Records shown

================

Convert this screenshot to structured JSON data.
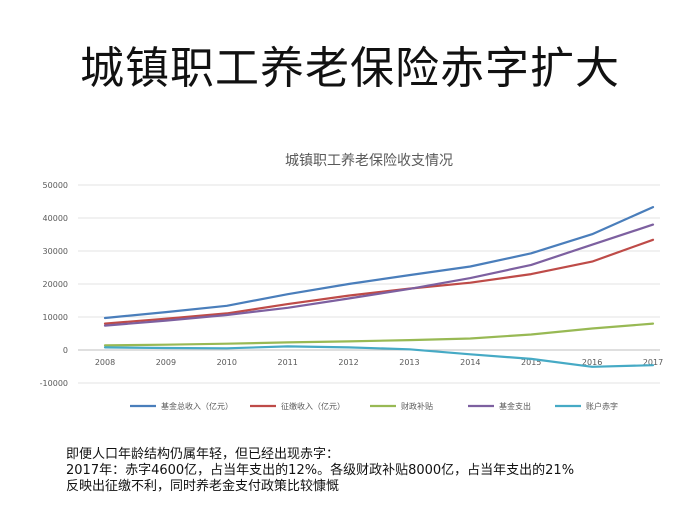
{
  "slide": {
    "title": "城镇职工养老保险赤字扩大",
    "notes": [
      "即便人口年龄结构仍属年轻，但已经出现赤字：",
      "2017年：赤字4600亿，占当年支出的12%。各级财政补贴8000亿，占当年支出的21%",
      "反映出征缴不利，同时养老金支付政策比较慷慨"
    ]
  },
  "chart_data": {
    "type": "line",
    "title": "城镇职工养老保险收支情况",
    "xlabel": "",
    "ylabel": "",
    "x": [
      "2008",
      "2009",
      "2010",
      "2011",
      "2012",
      "2013",
      "2014",
      "2015",
      "2016",
      "2017"
    ],
    "ylim": [
      -10000,
      50000
    ],
    "yticks": [
      "50000",
      "40000",
      "30000",
      "20000",
      "10000",
      "0",
      "-10000"
    ],
    "ytick_values": [
      50000,
      40000,
      30000,
      20000,
      10000,
      0,
      -10000
    ],
    "grid": true,
    "legend_position": "bottom",
    "series": [
      {
        "name": "基金总收入（亿元）",
        "color": "#4a7ebb",
        "values": [
          9700,
          11500,
          13400,
          16900,
          20000,
          22700,
          25300,
          29300,
          35100,
          43300
        ]
      },
      {
        "name": "征缴收入（亿元）",
        "color": "#be4b48",
        "values": [
          8000,
          9500,
          11100,
          13900,
          16500,
          18600,
          20400,
          23000,
          26800,
          33400
        ]
      },
      {
        "name": "财政补贴",
        "color": "#98b954",
        "values": [
          1400,
          1600,
          1900,
          2300,
          2600,
          3000,
          3500,
          4700,
          6500,
          8000
        ]
      },
      {
        "name": "基金支出",
        "color": "#7d60a0",
        "values": [
          7400,
          8900,
          10600,
          12800,
          15600,
          18500,
          21800,
          25800,
          31900,
          38000
        ]
      },
      {
        "name": "账户赤字",
        "color": "#46aac5",
        "values": [
          800,
          600,
          500,
          1100,
          800,
          200,
          -1300,
          -2700,
          -5100,
          -4600
        ]
      }
    ]
  }
}
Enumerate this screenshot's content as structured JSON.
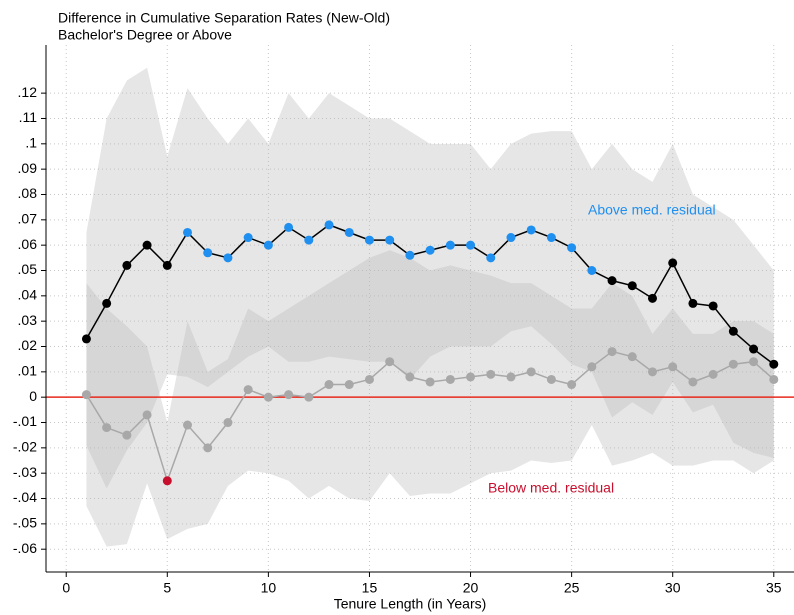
{
  "chart_data": {
    "type": "line",
    "title": "Difference in Cumulative Separation Rates (New-Old)",
    "subtitle": "Bachelor's Degree or Above",
    "x_label": "Tenure Length (in Years)",
    "x": [
      1,
      2,
      3,
      4,
      5,
      6,
      7,
      8,
      9,
      10,
      11,
      12,
      13,
      14,
      15,
      16,
      17,
      18,
      19,
      20,
      21,
      22,
      23,
      24,
      25,
      26,
      27,
      28,
      29,
      30,
      31,
      32,
      33,
      34,
      35
    ],
    "xlim": [
      -1,
      36
    ],
    "ylim": [
      -0.069,
      0.139
    ],
    "xticks": [
      0,
      5,
      10,
      15,
      20,
      25,
      30,
      35
    ],
    "yticks": [
      {
        "value": -0.06,
        "label": "-.06"
      },
      {
        "value": -0.05,
        "label": "-.05"
      },
      {
        "value": -0.04,
        "label": "-.04"
      },
      {
        "value": -0.03,
        "label": "-.03"
      },
      {
        "value": -0.02,
        "label": "-.02"
      },
      {
        "value": -0.01,
        "label": "-.01"
      },
      0,
      {
        "value": 0.01,
        "label": ".01"
      },
      {
        "value": 0.02,
        "label": ".02"
      },
      {
        "value": 0.03,
        "label": ".03"
      },
      {
        "value": 0.04,
        "label": ".04"
      },
      {
        "value": 0.05,
        "label": ".05"
      },
      {
        "value": 0.06,
        "label": ".06"
      },
      {
        "value": 0.07,
        "label": ".07"
      },
      {
        "value": 0.08,
        "label": ".08"
      },
      {
        "value": 0.09,
        "label": ".09"
      },
      {
        "value": 0.1,
        "label": ".1"
      },
      {
        "value": 0.11,
        "label": ".11"
      },
      {
        "value": 0.12,
        "label": ".12"
      }
    ],
    "grid": true,
    "reference_line": {
      "value": 0,
      "color": "#e8291c"
    },
    "series": [
      {
        "name": "Below med. residual",
        "color": "#a8a8a8",
        "label_color": "#c8102e",
        "band_color": "#b8b8b8",
        "values": [
          0.001,
          -0.012,
          -0.015,
          -0.007,
          -0.033,
          -0.011,
          -0.02,
          -0.01,
          0.003,
          0.0,
          0.001,
          0.0,
          0.005,
          0.005,
          0.007,
          0.014,
          0.008,
          0.006,
          0.007,
          0.008,
          0.009,
          0.008,
          0.01,
          0.007,
          0.005,
          0.012,
          0.018,
          0.016,
          0.01,
          0.012,
          0.006,
          0.009,
          0.013,
          0.014,
          0.007
        ],
        "ci_high": [
          0.045,
          0.035,
          0.028,
          0.02,
          -0.01,
          0.03,
          0.01,
          0.015,
          0.035,
          0.03,
          0.035,
          0.04,
          0.045,
          0.05,
          0.055,
          0.058,
          0.055,
          0.05,
          0.052,
          0.05,
          0.048,
          0.045,
          0.045,
          0.04,
          0.035,
          0.035,
          0.045,
          0.04,
          0.025,
          0.035,
          0.025,
          0.025,
          0.03,
          0.03,
          0.025
        ],
        "ci_low": [
          -0.043,
          -0.059,
          -0.058,
          -0.034,
          -0.056,
          -0.052,
          -0.05,
          -0.035,
          -0.029,
          -0.03,
          -0.033,
          -0.04,
          -0.035,
          -0.04,
          -0.041,
          -0.03,
          -0.039,
          -0.038,
          -0.038,
          -0.034,
          -0.03,
          -0.029,
          -0.025,
          -0.026,
          -0.025,
          -0.011,
          -0.027,
          -0.025,
          -0.022,
          -0.027,
          -0.027,
          -0.025,
          -0.025,
          -0.03,
          -0.025
        ],
        "marker_colors": [
          "#a8a8a8",
          "#a8a8a8",
          "#a8a8a8",
          "#a8a8a8",
          "#c8102e",
          "#a8a8a8",
          "#a8a8a8",
          "#a8a8a8",
          "#a8a8a8",
          "#a8a8a8",
          "#a8a8a8",
          "#a8a8a8",
          "#a8a8a8",
          "#a8a8a8",
          "#a8a8a8",
          "#a8a8a8",
          "#a8a8a8",
          "#a8a8a8",
          "#a8a8a8",
          "#a8a8a8",
          "#a8a8a8",
          "#a8a8a8",
          "#a8a8a8",
          "#a8a8a8",
          "#a8a8a8",
          "#a8a8a8",
          "#a8a8a8",
          "#a8a8a8",
          "#a8a8a8",
          "#a8a8a8",
          "#a8a8a8",
          "#a8a8a8",
          "#a8a8a8",
          "#a8a8a8",
          "#a8a8a8"
        ]
      },
      {
        "name": "Above med. residual",
        "color": "#000000",
        "label_color": "#1f8ff0",
        "band_color": "#b8b8b8",
        "values": [
          0.023,
          0.037,
          0.052,
          0.06,
          0.052,
          0.065,
          0.057,
          0.055,
          0.063,
          0.06,
          0.067,
          0.062,
          0.068,
          0.065,
          0.062,
          0.062,
          0.056,
          0.058,
          0.06,
          0.06,
          0.055,
          0.063,
          0.066,
          0.063,
          0.059,
          0.05,
          0.046,
          0.044,
          0.039,
          0.053,
          0.037,
          0.036,
          0.026,
          0.019,
          0.013
        ],
        "ci_high": [
          0.065,
          0.11,
          0.125,
          0.13,
          0.095,
          0.122,
          0.11,
          0.1,
          0.11,
          0.1,
          0.12,
          0.11,
          0.12,
          0.115,
          0.11,
          0.11,
          0.105,
          0.1,
          0.1,
          0.1,
          0.09,
          0.1,
          0.104,
          0.105,
          0.105,
          0.09,
          0.1,
          0.09,
          0.085,
          0.1,
          0.08,
          0.075,
          0.07,
          0.06,
          0.05
        ],
        "ci_low": [
          -0.019,
          -0.036,
          -0.021,
          -0.01,
          0.009,
          0.008,
          0.004,
          0.01,
          0.016,
          0.02,
          0.014,
          0.014,
          0.016,
          0.015,
          0.014,
          0.014,
          0.007,
          0.016,
          0.02,
          0.02,
          0.02,
          0.026,
          0.028,
          0.021,
          0.013,
          0.01,
          -0.008,
          -0.002,
          -0.007,
          0.006,
          -0.006,
          -0.003,
          -0.018,
          -0.022,
          -0.024
        ],
        "marker_colors": [
          "#000000",
          "#000000",
          "#000000",
          "#000000",
          "#000000",
          "#1f8ff0",
          "#1f8ff0",
          "#1f8ff0",
          "#1f8ff0",
          "#1f8ff0",
          "#1f8ff0",
          "#1f8ff0",
          "#1f8ff0",
          "#1f8ff0",
          "#1f8ff0",
          "#1f8ff0",
          "#1f8ff0",
          "#1f8ff0",
          "#1f8ff0",
          "#1f8ff0",
          "#1f8ff0",
          "#1f8ff0",
          "#1f8ff0",
          "#1f8ff0",
          "#1f8ff0",
          "#1f8ff0",
          "#000000",
          "#000000",
          "#000000",
          "#000000",
          "#000000",
          "#000000",
          "#000000",
          "#000000",
          "#000000"
        ]
      }
    ]
  }
}
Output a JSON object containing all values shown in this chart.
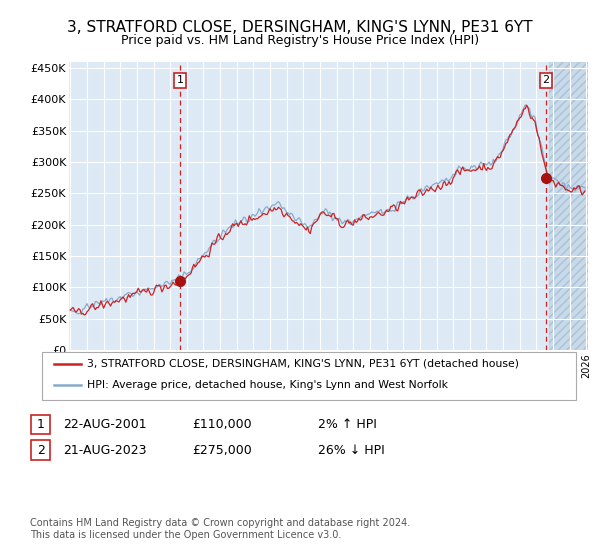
{
  "title": "3, STRATFORD CLOSE, DERSINGHAM, KING'S LYNN, PE31 6YT",
  "subtitle": "Price paid vs. HM Land Registry's House Price Index (HPI)",
  "sale1_date": "22-AUG-2001",
  "sale1_price": 110000,
  "sale1_hpi_pct": "2% ↑ HPI",
  "sale2_date": "21-AUG-2023",
  "sale2_price": 275000,
  "sale2_hpi_pct": "26% ↓ HPI",
  "legend_property": "3, STRATFORD CLOSE, DERSINGHAM, KING'S LYNN, PE31 6YT (detached house)",
  "legend_hpi": "HPI: Average price, detached house, King's Lynn and West Norfolk",
  "footer": "Contains HM Land Registry data © Crown copyright and database right 2024.\nThis data is licensed under the Open Government Licence v3.0.",
  "y_ticks": [
    0,
    50000,
    100000,
    150000,
    200000,
    250000,
    300000,
    350000,
    400000,
    450000
  ],
  "y_labels": [
    "£0",
    "£50K",
    "£100K",
    "£150K",
    "£200K",
    "£250K",
    "£300K",
    "£350K",
    "£400K",
    "£450K"
  ],
  "ylim": [
    0,
    460000
  ],
  "background_color": "#ddeaf6",
  "line_color_red": "#cc2222",
  "line_color_blue": "#88aacc",
  "marker_color": "#aa1111",
  "vline_color": "#cc2222",
  "box_color": "#cc2222",
  "x_start_year": 1995,
  "x_end_year": 2026
}
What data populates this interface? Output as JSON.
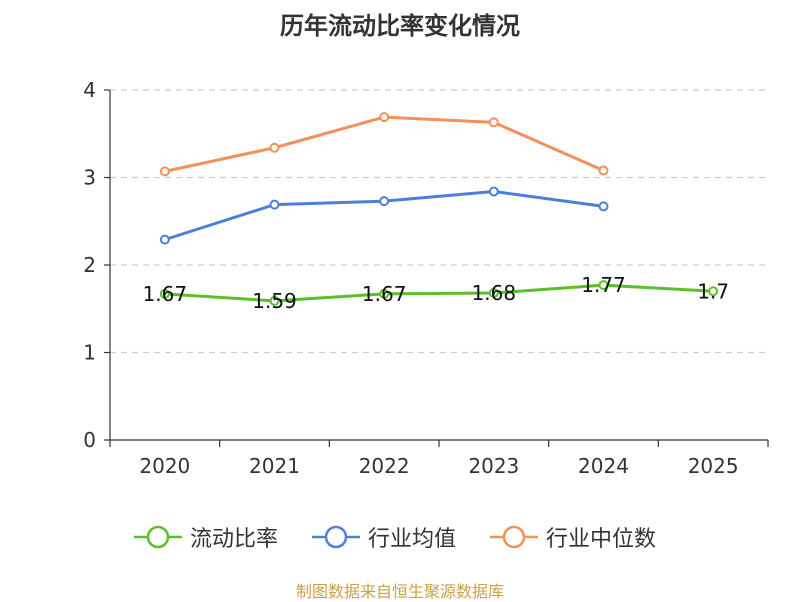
{
  "chart_data": {
    "type": "line",
    "title": "历年流动比率变化情况",
    "categories": [
      "2020",
      "2021",
      "2022",
      "2023",
      "2024",
      "2025"
    ],
    "ylim": [
      0,
      4
    ],
    "yticks": [
      "0",
      "1",
      "2",
      "3",
      "4"
    ],
    "grid": true,
    "legend_position": "bottom",
    "series": [
      {
        "name": "流动比率",
        "color": "#5cbf2a",
        "values": [
          1.67,
          1.59,
          1.67,
          1.68,
          1.77,
          1.7
        ],
        "labels": [
          "1.67",
          "1.59",
          "1.67",
          "1.68",
          "1.77",
          "1.7"
        ]
      },
      {
        "name": "行业均值",
        "color": "#4c80d8",
        "values": [
          2.29,
          2.69,
          2.73,
          2.84,
          2.67,
          null
        ]
      },
      {
        "name": "行业中位数",
        "color": "#f5905a",
        "values": [
          3.07,
          3.34,
          3.69,
          3.63,
          3.08,
          null
        ]
      }
    ]
  },
  "source_text": "制图数据来自恒生聚源数据库"
}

================

Directions for this task
Copy out each line of the data where the string "detached" appears.

The reply
  "legend_property": "3, STRATFORD CLOSE, DERSINGHAM, KING'S LYNN, PE31 6YT (detached house)",
  "legend_hpi": "HPI: Average price, detached house, King's Lynn and West Norfolk",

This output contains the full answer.